## Exercise task
Report all lines holding "ylabel".

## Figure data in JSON
━━━━

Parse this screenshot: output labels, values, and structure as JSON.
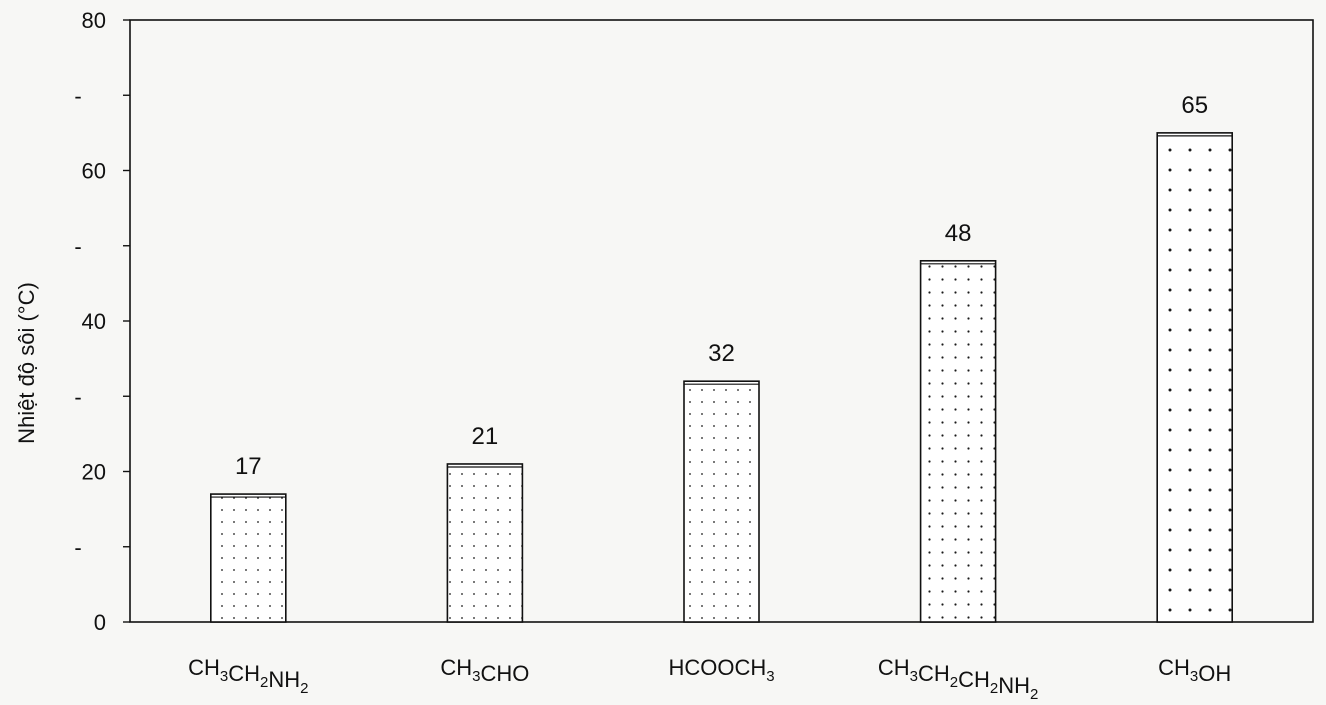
{
  "chart_data": {
    "type": "bar",
    "title": "",
    "xlabel": "",
    "ylabel": "Nhiệt độ sôi (°C)",
    "ylim": [
      0,
      80
    ],
    "yticks": [
      {
        "value": 0,
        "label": "0"
      },
      {
        "value": 10,
        "label": "-"
      },
      {
        "value": 20,
        "label": "20"
      },
      {
        "value": 30,
        "label": "-"
      },
      {
        "value": 40,
        "label": "40"
      },
      {
        "value": 50,
        "label": "-"
      },
      {
        "value": 60,
        "label": "60"
      },
      {
        "value": 70,
        "label": "-"
      },
      {
        "value": 80,
        "label": "80"
      }
    ],
    "grid": false,
    "legend": "none",
    "categories": [
      {
        "id": "ch3ch2nh2",
        "parts": [
          {
            "t": "CH",
            "s": false
          },
          {
            "t": "3",
            "s": true
          },
          {
            "t": "CH",
            "s": false
          },
          {
            "t": "2",
            "s": true
          },
          {
            "t": "NH",
            "s": false
          },
          {
            "t": "2",
            "s": true
          }
        ]
      },
      {
        "id": "ch3cho",
        "parts": [
          {
            "t": "CH",
            "s": false
          },
          {
            "t": "3",
            "s": true
          },
          {
            "t": "CHO",
            "s": false
          }
        ]
      },
      {
        "id": "hcooch3",
        "parts": [
          {
            "t": "HCOOCH",
            "s": false
          },
          {
            "t": "3",
            "s": true
          }
        ]
      },
      {
        "id": "ch3ch2ch2nh2",
        "parts": [
          {
            "t": "CH",
            "s": false
          },
          {
            "t": "3",
            "s": true
          },
          {
            "t": "CH",
            "s": false
          },
          {
            "t": "2",
            "s": true
          },
          {
            "t": "CH",
            "s": false
          },
          {
            "t": "2",
            "s": true
          },
          {
            "t": "NH",
            "s": false
          },
          {
            "t": "2",
            "s": true
          }
        ]
      },
      {
        "id": "ch3oh",
        "parts": [
          {
            "t": "CH",
            "s": false
          },
          {
            "t": "3",
            "s": true
          },
          {
            "t": "OH",
            "s": false
          }
        ]
      }
    ],
    "values": [
      17,
      21,
      32,
      48,
      65
    ],
    "data_labels": [
      "17",
      "21",
      "32",
      "48",
      "65"
    ],
    "pattern": "dotted",
    "colors": {
      "bar_fill": "#ffffff",
      "dots": "#1a1a1a",
      "stroke": "#111111",
      "axis": "#111111"
    }
  }
}
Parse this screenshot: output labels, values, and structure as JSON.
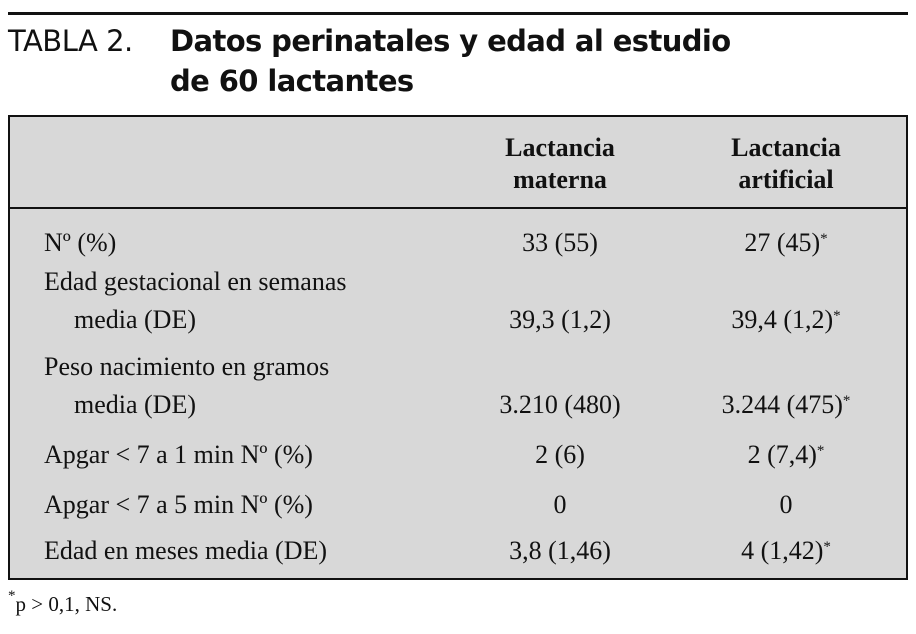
{
  "header": {
    "label": "TABLA 2.",
    "title_lines": [
      "Datos perinatales y edad al estudio",
      "de 60 lactantes"
    ]
  },
  "table": {
    "columns": [
      "",
      "Lactancia materna",
      "Lactancia artificial"
    ],
    "rows": [
      {
        "label": [
          "Nº (%)"
        ],
        "cells": [
          {
            "value": "33 (55)"
          },
          {
            "value": "27 (45)",
            "mark": "*"
          }
        ]
      },
      {
        "label": [
          "Edad gestacional en semanas",
          "media (DE)"
        ],
        "cells": [
          {
            "value": "39,3 (1,2)"
          },
          {
            "value": "39,4 (1,2)",
            "mark": "*"
          }
        ]
      },
      {
        "label": [
          "Peso nacimiento en gramos",
          "media (DE)"
        ],
        "cells": [
          {
            "value": "3.210 (480)"
          },
          {
            "value": "3.244 (475)",
            "mark": "*"
          }
        ]
      },
      {
        "label": [
          "Apgar < 7 a 1 min Nº (%)"
        ],
        "cells": [
          {
            "value": "2 (6)"
          },
          {
            "value": "2 (7,4)",
            "mark": "*"
          }
        ]
      },
      {
        "label": [
          "Apgar < 7 a 5 min Nº (%)"
        ],
        "cells": [
          {
            "value": "0"
          },
          {
            "value": "0"
          }
        ]
      },
      {
        "label": [
          "Edad en meses media (DE)"
        ],
        "cells": [
          {
            "value": "3,8 (1,46)"
          },
          {
            "value": "4 (1,42)",
            "mark": "*"
          }
        ]
      }
    ]
  },
  "footnote": {
    "mark": "*",
    "text": "p > 0,1, NS."
  }
}
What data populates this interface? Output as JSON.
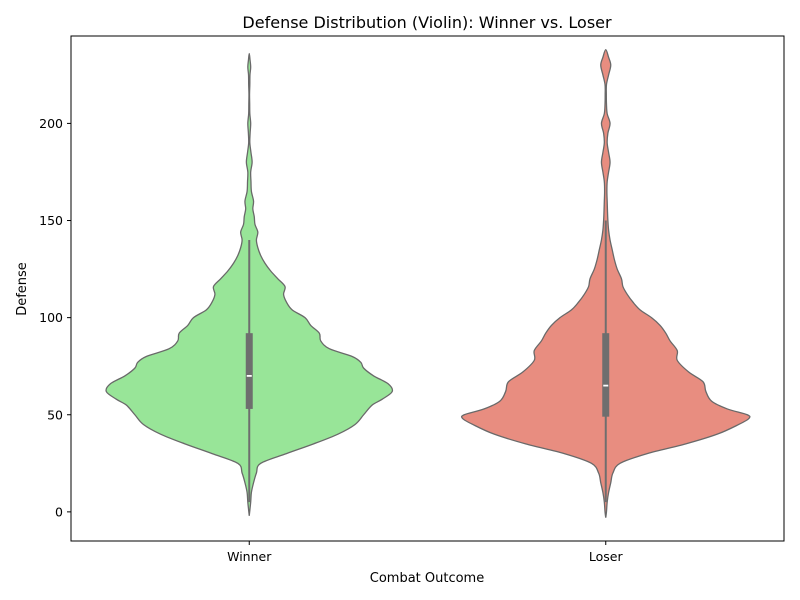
{
  "chart_data": {
    "type": "violin",
    "title": "Defense Distribution (Violin): Winner vs. Loser",
    "xlabel": "Combat Outcome",
    "ylabel": "Defense",
    "ylim": [
      -15,
      245
    ],
    "yticks": [
      0,
      50,
      100,
      150,
      200
    ],
    "categories": [
      "Winner",
      "Loser"
    ],
    "series": [
      {
        "category": "Winner",
        "color": "#98e598",
        "box": {
          "q1": 53,
          "median": 70,
          "q3": 92,
          "whisker_low": 5,
          "whisker_high": 140
        },
        "min": -2,
        "max": 236,
        "density": [
          [
            -2,
            0.0
          ],
          [
            5,
            0.01
          ],
          [
            10,
            0.015
          ],
          [
            15,
            0.03
          ],
          [
            20,
            0.05
          ],
          [
            25,
            0.08
          ],
          [
            30,
            0.26
          ],
          [
            35,
            0.45
          ],
          [
            40,
            0.62
          ],
          [
            45,
            0.74
          ],
          [
            50,
            0.8
          ],
          [
            55,
            0.86
          ],
          [
            58,
            0.93
          ],
          [
            62,
            1.0
          ],
          [
            66,
            0.97
          ],
          [
            70,
            0.87
          ],
          [
            74,
            0.8
          ],
          [
            77,
            0.78
          ],
          [
            80,
            0.72
          ],
          [
            84,
            0.56
          ],
          [
            88,
            0.5
          ],
          [
            92,
            0.49
          ],
          [
            96,
            0.43
          ],
          [
            100,
            0.39
          ],
          [
            104,
            0.3
          ],
          [
            108,
            0.26
          ],
          [
            112,
            0.24
          ],
          [
            116,
            0.25
          ],
          [
            120,
            0.2
          ],
          [
            124,
            0.15
          ],
          [
            128,
            0.11
          ],
          [
            132,
            0.08
          ],
          [
            136,
            0.06
          ],
          [
            140,
            0.05
          ],
          [
            144,
            0.06
          ],
          [
            148,
            0.04
          ],
          [
            152,
            0.035
          ],
          [
            156,
            0.025
          ],
          [
            160,
            0.03
          ],
          [
            165,
            0.015
          ],
          [
            170,
            0.012
          ],
          [
            175,
            0.01
          ],
          [
            180,
            0.02
          ],
          [
            185,
            0.012
          ],
          [
            190,
            0.004
          ],
          [
            195,
            0.006
          ],
          [
            200,
            0.01
          ],
          [
            205,
            0.004
          ],
          [
            210,
            0.003
          ],
          [
            215,
            0.002
          ],
          [
            220,
            0.004
          ],
          [
            225,
            0.005
          ],
          [
            229,
            0.01
          ],
          [
            233,
            0.005
          ],
          [
            236,
            0.0
          ]
        ]
      },
      {
        "category": "Loser",
        "color": "#e88d80",
        "box": {
          "q1": 49,
          "median": 65,
          "q3": 92,
          "whisker_low": 5,
          "whisker_high": 150
        },
        "min": -3,
        "max": 238,
        "density": [
          [
            -3,
            0.0
          ],
          [
            0,
            0.005
          ],
          [
            5,
            0.01
          ],
          [
            10,
            0.02
          ],
          [
            15,
            0.035
          ],
          [
            20,
            0.05
          ],
          [
            25,
            0.1
          ],
          [
            30,
            0.29
          ],
          [
            35,
            0.56
          ],
          [
            40,
            0.78
          ],
          [
            45,
            0.93
          ],
          [
            48,
            1.0
          ],
          [
            50,
            0.99
          ],
          [
            53,
            0.85
          ],
          [
            57,
            0.74
          ],
          [
            62,
            0.7
          ],
          [
            67,
            0.68
          ],
          [
            72,
            0.58
          ],
          [
            78,
            0.5
          ],
          [
            83,
            0.5
          ],
          [
            88,
            0.45
          ],
          [
            92,
            0.42
          ],
          [
            96,
            0.38
          ],
          [
            100,
            0.32
          ],
          [
            104,
            0.24
          ],
          [
            108,
            0.19
          ],
          [
            112,
            0.15
          ],
          [
            116,
            0.12
          ],
          [
            120,
            0.11
          ],
          [
            125,
            0.08
          ],
          [
            130,
            0.06
          ],
          [
            135,
            0.045
          ],
          [
            140,
            0.03
          ],
          [
            145,
            0.02
          ],
          [
            150,
            0.015
          ],
          [
            155,
            0.012
          ],
          [
            160,
            0.01
          ],
          [
            165,
            0.008
          ],
          [
            170,
            0.01
          ],
          [
            175,
            0.02
          ],
          [
            180,
            0.03
          ],
          [
            185,
            0.02
          ],
          [
            190,
            0.01
          ],
          [
            195,
            0.015
          ],
          [
            200,
            0.03
          ],
          [
            205,
            0.01
          ],
          [
            210,
            0.005
          ],
          [
            215,
            0.004
          ],
          [
            220,
            0.005
          ],
          [
            225,
            0.02
          ],
          [
            230,
            0.035
          ],
          [
            234,
            0.02
          ],
          [
            238,
            0.0
          ]
        ]
      }
    ],
    "edge_color": "#696969",
    "box_color": "#6e6e6e",
    "median_color": "#ffffff",
    "grid": false,
    "legend": "none"
  }
}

━━━━

## Result below
    "ylabel": "Nhiệt độ sôi (°C)",
    "ylabel": "Defense",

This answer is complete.